**TO BE DONE**
Set down each line of the material that follows, exactly, with no pictures.

** Start INFORMATION GIVEN **

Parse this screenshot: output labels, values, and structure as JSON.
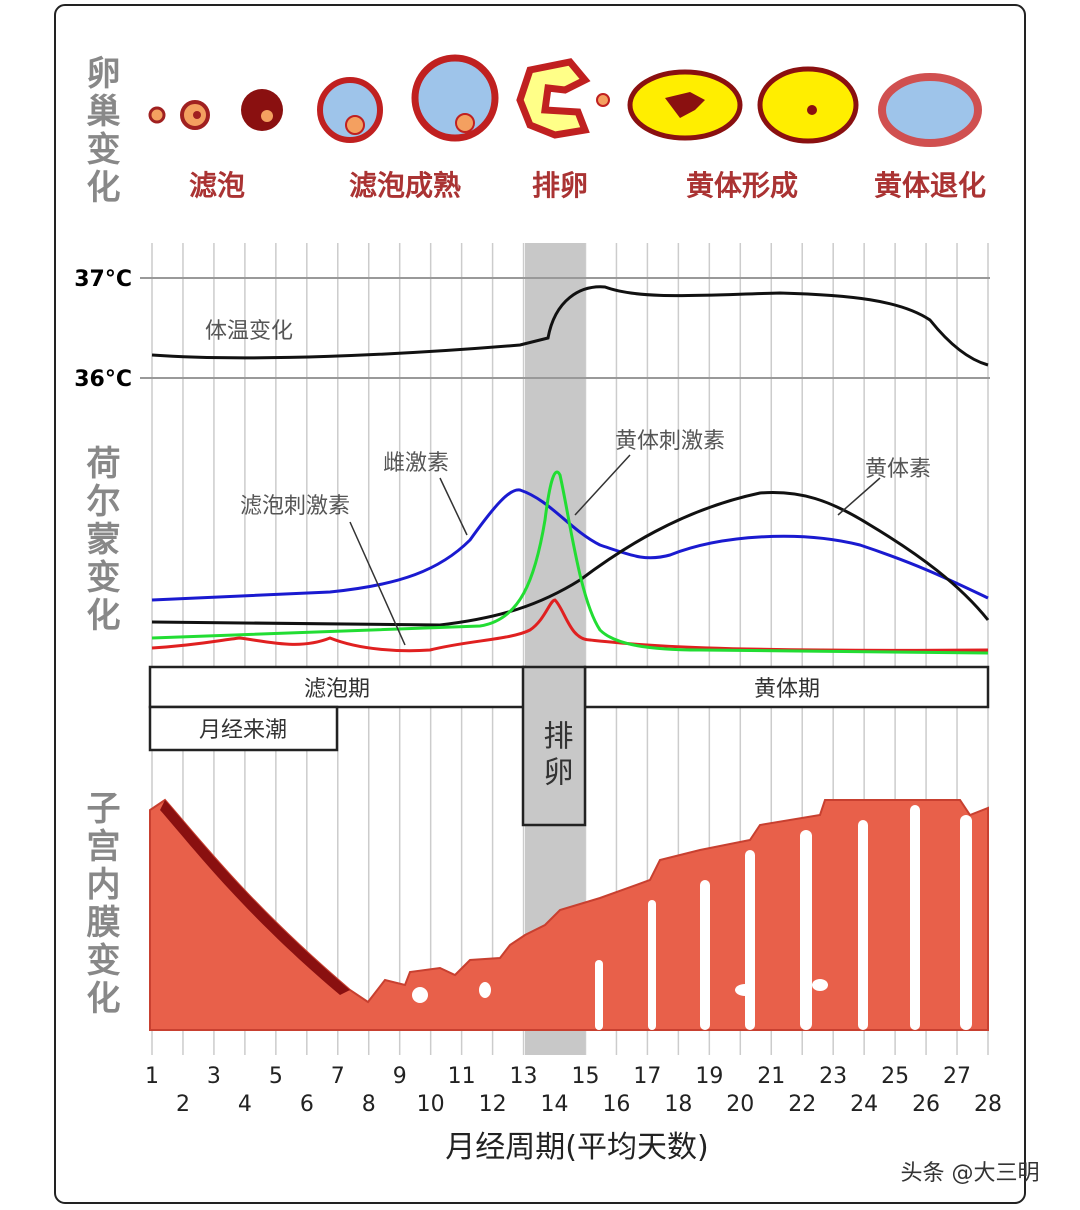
{
  "ovary": {
    "label": "卵巢变化",
    "stages": [
      "滤泡",
      "滤泡成熟",
      "排卵",
      "黄体形成",
      "黄体退化"
    ]
  },
  "temperature": {
    "label": "体温变化",
    "ticks": [
      "37°C",
      "36°C"
    ]
  },
  "hormones": {
    "label": "荷尔蒙变化",
    "curves": [
      "雌激素",
      "黄体刺激素",
      "滤泡刺激素",
      "黄体素"
    ]
  },
  "phases": {
    "follicular": "滤泡期",
    "luteal": "黄体期",
    "menstruation": "月经来潮",
    "ovulation": "排卵"
  },
  "endometrium": {
    "label": "子宫内膜变化"
  },
  "x_axis": {
    "days": [
      1,
      2,
      3,
      4,
      5,
      6,
      7,
      8,
      9,
      10,
      11,
      12,
      13,
      14,
      15,
      16,
      17,
      18,
      19,
      20,
      21,
      22,
      23,
      24,
      25,
      26,
      27,
      28
    ],
    "title": "月经周期(平均天数)"
  },
  "watermark": "头条 @大三明"
}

** End INFORMATION GIVEN **

**OUTPUT FOR THIS TASK**
Parse this screenshot: output labels, values, and structure as JSON.
{
  "ovary": {
    "label": "卵巢变化",
    "stages": [
      "滤泡",
      "滤泡成熟",
      "排卵",
      "黄体形成",
      "黄体退化"
    ]
  },
  "temperature": {
    "label": "体温变化",
    "ticks": [
      "37°C",
      "36°C"
    ]
  },
  "hormones": {
    "label": "荷尔蒙变化",
    "curves": [
      "雌激素",
      "黄体刺激素",
      "滤泡刺激素",
      "黄体素"
    ]
  },
  "phases": {
    "follicular": "滤泡期",
    "luteal": "黄体期",
    "menstruation": "月经来潮",
    "ovulation": "排卵"
  },
  "endometrium": {
    "label": "子宫内膜变化"
  },
  "x_axis": {
    "days": [
      1,
      2,
      3,
      4,
      5,
      6,
      7,
      8,
      9,
      10,
      11,
      12,
      13,
      14,
      15,
      16,
      17,
      18,
      19,
      20,
      21,
      22,
      23,
      24,
      25,
      26,
      27,
      28
    ],
    "title": "月经周期(平均天数)"
  },
  "watermark": "头条 @大三明"
}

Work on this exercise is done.